Exercise directions: Read the records and gather each line that includes "Sudhā".

BEGIN Source records

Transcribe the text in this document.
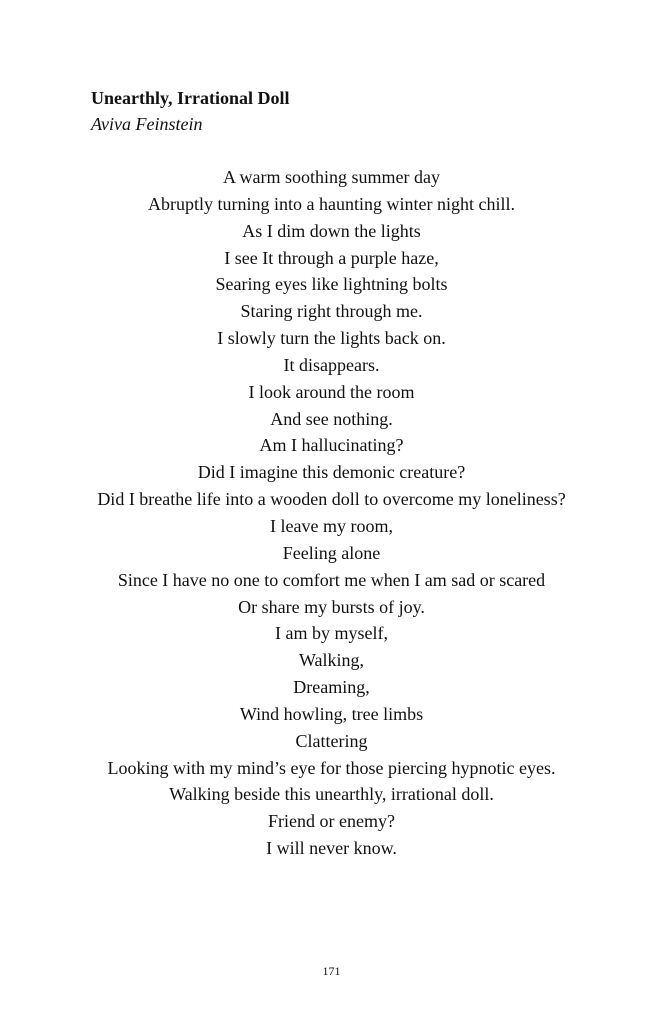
Unearthly, Irrational Doll

Aviva Feinstein

A warm soothing summer day
Abruptly turning into a haunting winter night chill.
As I dim down the lights
I see It through a purple haze,
Searing eyes like lightning bolts
Staring right through me.
I slowly turn the lights back on.
It disappears.
I look around the room
And see nothing.
Am I hallucinating?
Did I imagine this demonic creature?
Did I breathe life into a wooden doll to overcome my loneliness?
I leave my room,
Feeling alone
Since I have no one to comfort me when I am sad or scared
Or share my bursts of joy.
I am by myself,
Walking,
Dreaming,
Wind howling, tree limbs
Clattering
Looking with my mind’s eye for those piercing hypnotic eyes.
Walking beside this unearthly, irrational doll.
Friend or enemy?
I will never know.
171
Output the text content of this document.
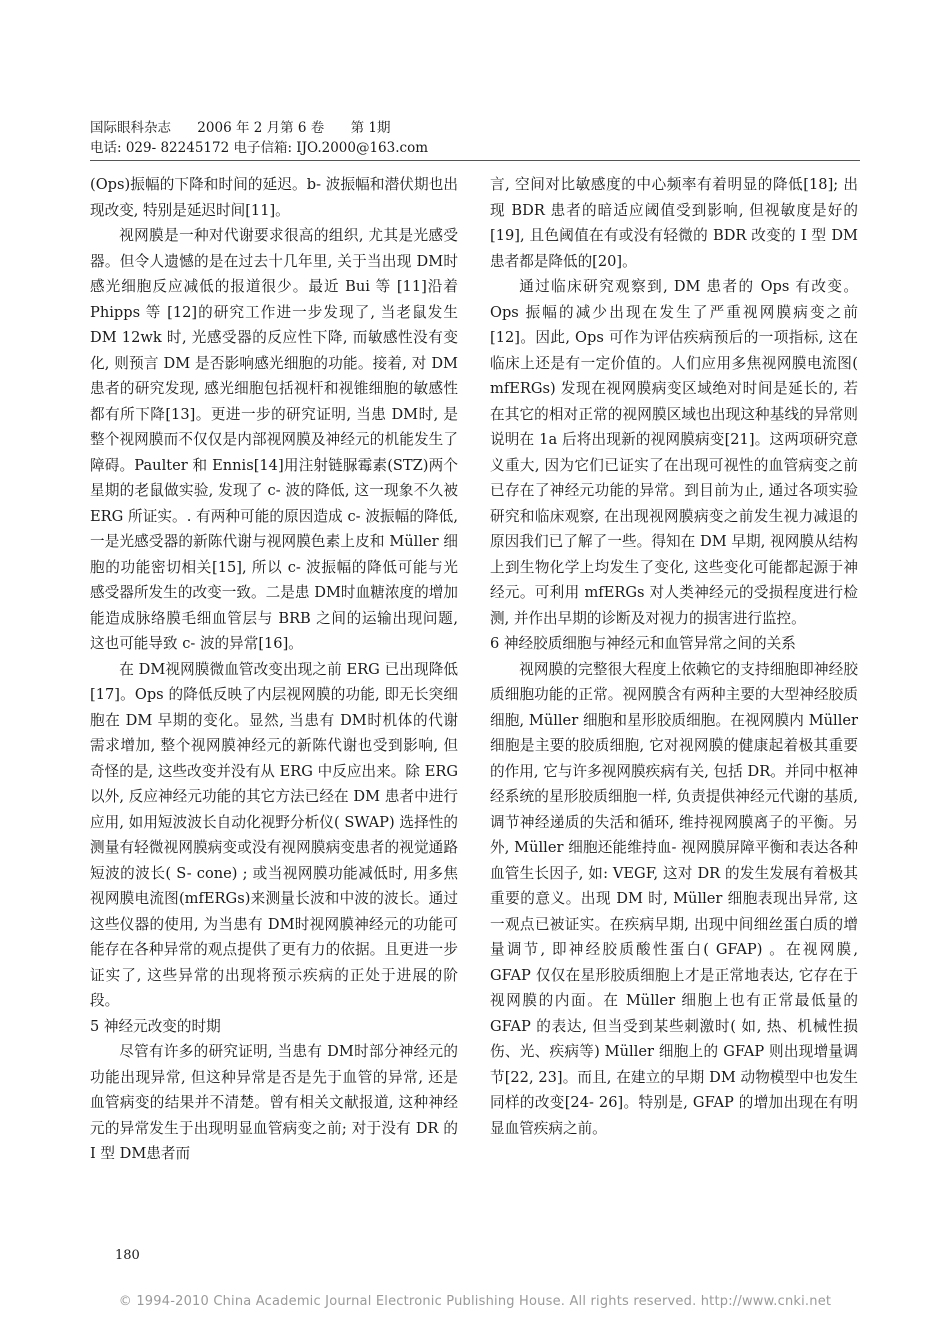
国际眼科杂志 2006 年 2 月第 6 卷 第 1期
电话: 029- 82245172 电子信箱: IJO.2000@163.com

(Ops)振幅的下降和时间的延迟。b- 波振幅和潜伏期也出现改变, 特别是延迟时间[11]。

视网膜是一种对代谢要求很高的组织, 尤其是光感受器。但令人遗憾的是在过去十几年里, 关于当出现 DM时感光细胞反应减低的报道很少。最近 Bui 等 [11]沿着 Phipps 等 [12]的研究工作进一步发现了, 当老鼠发生 DM 12wk 时, 光感受器的反应性下降, 而敏感性没有变化, 则预言 DM 是否影响感光细胞的功能。接着, 对 DM 患者的研究发现, 感光细胞包括视杆和视锥细胞的敏感性都有所下降[13]。更进一步的研究证明, 当患 DM时, 是整个视网膜而不仅仅是内部视网膜及神经元的机能发生了障碍。Paulter 和 Ennis[14]用注射链脲霉素(STZ)两个星期的老鼠做实验, 发现了 c- 波的降低, 这一现象不久被 ERG 所证实。. 有两种可能的原因造成 c- 波振幅的降低, 一是光感受器的新陈代谢与视网膜色素上皮和 Müller 细胞的功能密切相关[15], 所以 c- 波振幅的降低可能与光感受器所发生的改变一致。二是患 DM时血糖浓度的增加能造成脉络膜毛细血管层与 BRB 之间的运输出现问题, 这也可能导致 c- 波的异常[16]。

在 DM视网膜微血管改变出现之前 ERG 已出现降低[17]。Ops 的降低反映了内层视网膜的功能, 即无长突细胞在 DM 早期的变化。显然, 当患有 DM时机体的代谢需求增加, 整个视网膜神经元的新陈代谢也受到影响, 但奇怪的是, 这些改变并没有从 ERG 中反应出来。除 ERG 以外, 反应神经元功能的其它方法已经在 DM 患者中进行应用, 如用短波波长自动化视野分析仪( SWAP) 选择性的测量有轻微视网膜病变或没有视网膜病变患者的视觉通路短波的波长( S- cone) ; 或当视网膜功能减低时, 用多焦视网膜电流图(mfERGs)来测量长波和中波的波长。通过这些仪器的使用, 为当患有 DM时视网膜神经元的功能可能存在各种异常的观点提供了更有力的依据。且更进一步证实了, 这些异常的出现将预示疾病的正处于进展的阶段。

5 神经元改变的时期

尽管有许多的研究证明, 当患有 DM时部分神经元的功能出现异常, 但这种异常是否是先于血管的异常, 还是血管病变的结果并不清楚。曾有相关文献报道, 这种神经元的异常发生于出现明显血管病变之前; 对于没有 DR 的 I 型 DM患者而

言, 空间对比敏感度的中心频率有着明显的降低[18]; 出现 BDR 患者的暗适应阈值受到影响, 但视敏度是好的[19], 且色阈值在有或没有轻微的 BDR 改变的 I 型 DM 患者都是降低的[20]。

通过临床研究观察到, DM 患者的 Ops 有改变。Ops 振幅的减少出现在发生了严重视网膜病变之前[12]。因此, Ops 可作为评估疾病预后的一项指标, 这在临床上还是有一定价值的。人们应用多焦视网膜电流图( mfERGs) 发现在视网膜病变区域绝对时间是延长的, 若在其它的相对正常的视网膜区域也出现这种基线的异常则说明在 1a 后将出现新的视网膜病变[21]。这两项研究意义重大, 因为它们已证实了在出现可视性的血管病变之前已存在了神经元功能的异常。到目前为止, 通过各项实验研究和临床观察, 在出现视网膜病变之前发生视力减退的原因我们已了解了一些。得知在 DM 早期, 视网膜从结构上到生物化学上均发生了变化, 这些变化可能都起源于神经元。可利用 mfERGs 对人类神经元的受损程度进行检测, 并作出早期的诊断及对视力的损害进行监控。

6 神经胶质细胞与神经元和血管异常之间的关系

视网膜的完整很大程度上依赖它的支持细胞即神经胶质细胞功能的正常。视网膜含有两种主要的大型神经胶质细胞, Müller 细胞和星形胶质细胞。在视网膜内 Müller 细胞是主要的胶质细胞, 它对视网膜的健康起着极其重要的作用, 它与许多视网膜疾病有关, 包括 DR。并同中枢神经系统的星形胶质细胞一样, 负责提供神经元代谢的基质, 调节神经递质的失活和循环, 维持视网膜离子的平衡。另外, Müller 细胞还能维持血- 视网膜屏障平衡和表达各种血管生长因子, 如: VEGF, 这对 DR 的发生发展有着极其重要的意义。出现 DM 时, Müller 细胞表现出异常, 这一观点已被证实。在疾病早期, 出现中间细丝蛋白质的增量调节, 即神经胶质酸性蛋白( GFAP) 。在视网膜, GFAP 仅仅在星形胶质细胞上才是正常地表达, 它存在于视网膜的内面。在 Müller 细胞上也有正常最低量的 GFAP 的表达, 但当受到某些刺激时( 如, 热、机械性损伤、光、疾病等) Müller 细胞上的 GFAP 则出现增量调节[22, 23]。而且, 在建立的早期 DM 动物模型中也发生同样的改变[24- 26]。特别是, GFAP 的增加出现在有明显血管疾病之前。

180
© 1994-2010 China Academic Journal Electronic Publishing House. All rights reserved. http://www.cnki.net
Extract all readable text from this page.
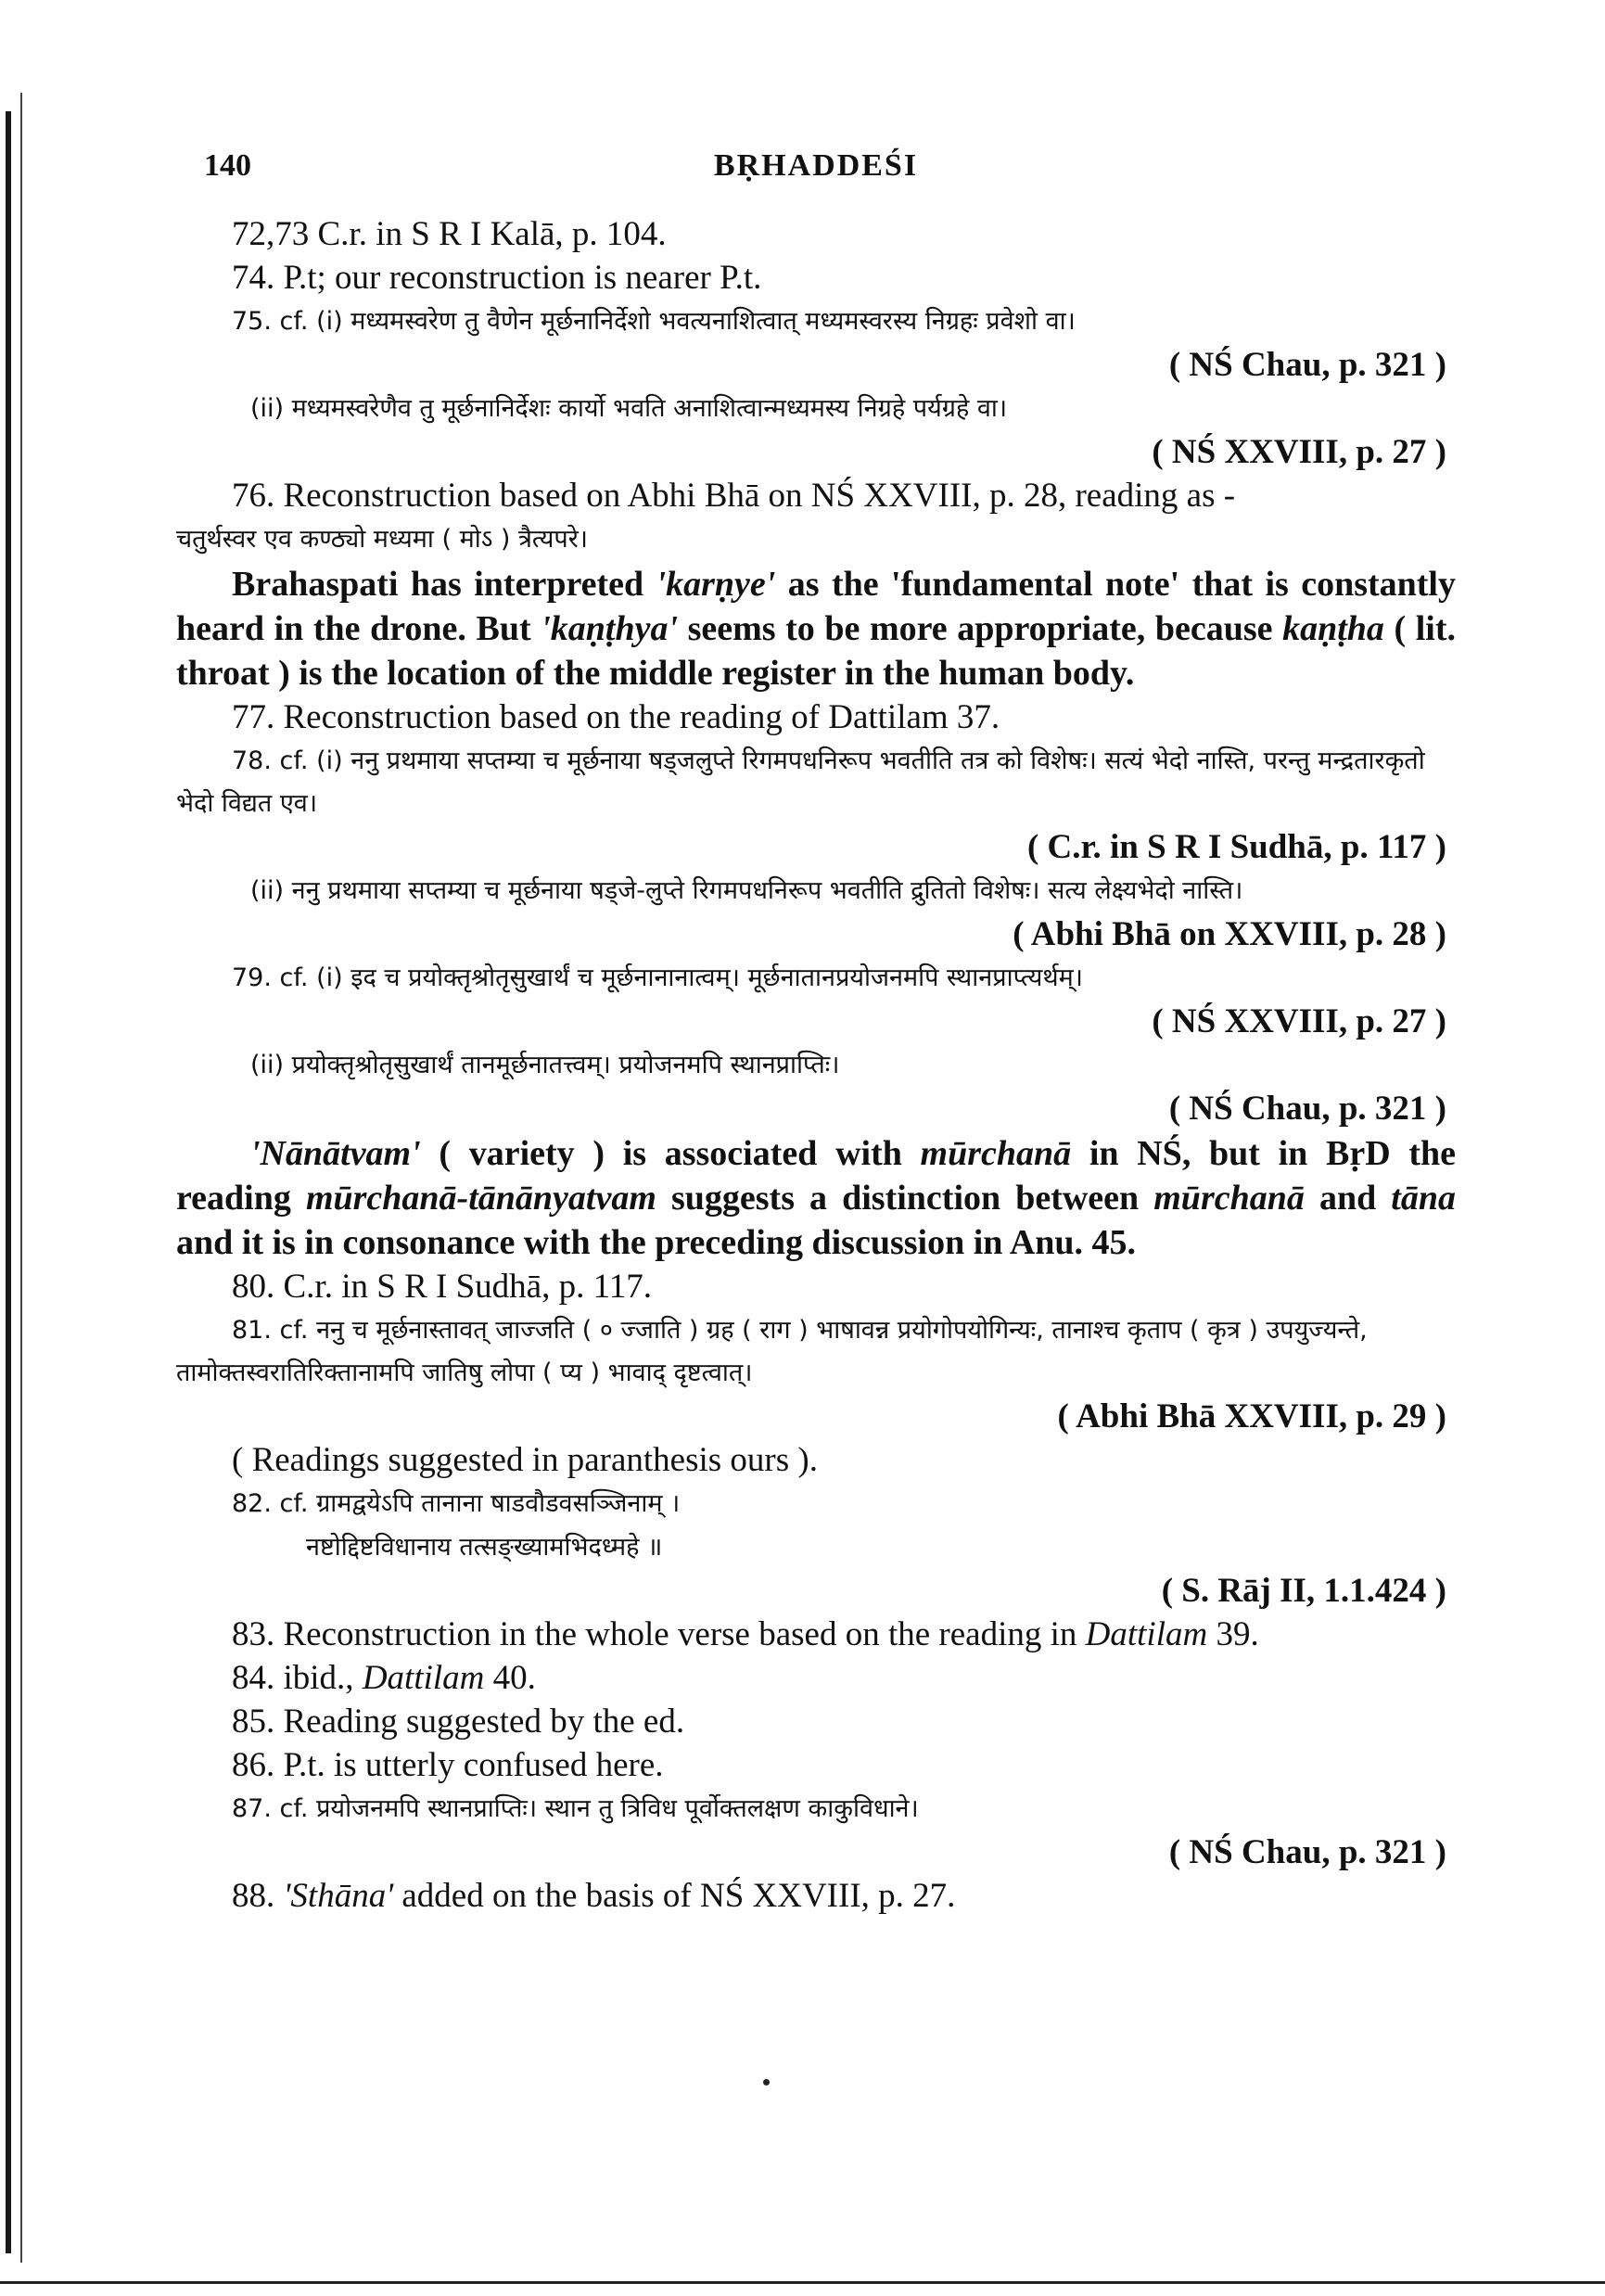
140	BṚHADDEŚI
72,73 C.r. in S R I Kalā, p. 104.
74. P.t; our reconstruction is nearer P.t.
75. cf. (i) मध्यमस्वरेण तु वैणेन मूर्छनानिर्देशो भवत्यनाशित्वात् मध्यमस्वरस्य निग्रहः प्रवेशो वा।
( NŚ Chau, p. 321 )
(ii) मध्यमस्वरेणैव तु मूर्छनानिर्देशः कार्यो भवति अनाशित्वान्मध्यमस्य निग्रहे पर्यग्रहे वा।
( NŚ XXVIII, p. 27 )
76. Reconstruction based on Abhi Bhā on NŚ XXVIII, p. 28, reading as -
चतुर्थस्वर एव कण्ठ्यो मध्यमा ( मोऽ ) त्रैत्यपरे।
Brahaspati has interpreted 'karṇye' as the 'fundamental note' that is constantly heard in the drone. But 'kaṇṭhya' seems to be more appropriate, because kaṇṭha ( lit. throat ) is the location of the middle register in the human body.
77. Reconstruction based on the reading of Dattilam 37.
78. cf. (i) ननु प्रथमाया सप्तम्या च मूर्छनाया षड्जलुप्ते रिगमपधनिरूप भवतीति तत्र को विशेषः। सत्यं भेदो नास्ति, परन्तु मन्द्रतारकृतो भेदो विद्यत एव।
( C.r. in S R I Sudhā, p. 117 )
(ii) ननु प्रथमाया सप्तम्या च मूर्छनाया षड्जे-लुप्ते रिगमपधनिरूप भवतीति द्रुतितो विशेषः। सत्य लेक्ष्यभेदो नास्ति।
( Abhi Bhā on XXVIII, p. 28 )
79. cf. (i) इद च प्रयोक्तृश्रोतृसुखार्थं च मूर्छनानानात्वम्। मूर्छनातानप्रयोजनमपि स्थानप्राप्त्यर्थम्।
( NŚ XXVIII, p. 27 )
(ii) प्रयोक्तृश्रोतृसुखार्थं तानमूर्छनातत्त्वम्। प्रयोजनमपि स्थानप्राप्तिः।
( NŚ Chau, p. 321 )
'Nānātvam' ( variety ) is associated with mūrchanā in NŚ, but in BṛD the reading mūrchanā-tānānyatvam suggests a distinction between mūrchanā and tāna and it is in consonance with the preceding discussion in Anu. 45.
80. C.r. in S R I Sudhā, p. 117.
81. cf. ननु च मूर्छनास्तावत् जाज्जति ( ० ज्जाति ) ग्रह ( राग ) भाषावन्न प्रयोगोपयोगिन्यः, तानाश्च कृताप ( कृत्र ) उपयुज्यन्ते, तामोक्तस्वरातिरिक्तानामपि जातिषु लोपा ( प्य ) भावाद् दृष्टत्वात्।
( Abhi Bhā XXVIII, p. 29 )
( Readings suggested in paranthesis ours ).
82. cf. ग्रामद्वयेऽपि तानाना षाडवौडवसञ्जिनाम् ।
नष्टोद्दिष्टविधानाय तत्सङ्ख्यामभिदध्महे ॥
( S. Rāj II, 1.1.424 )
83. Reconstruction in the whole verse based on the reading in Dattilam 39.
84. ibid., Dattilam 40.
85. Reading suggested by the ed.
86. P.t. is utterly confused here.
87. cf. प्रयोजनमपि स्थानप्राप्तिः। स्थान तु त्रिविध पूर्वोक्तलक्षण काकुविधाने।
( NŚ Chau, p. 321 )
88. 'Sthāna' added on the basis of NŚ XXVIII, p. 27.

END Source records

Response below:
( C.r. in S R I Sudhā, p. 117 )
80. C.r. in S R I Sudhā, p. 117.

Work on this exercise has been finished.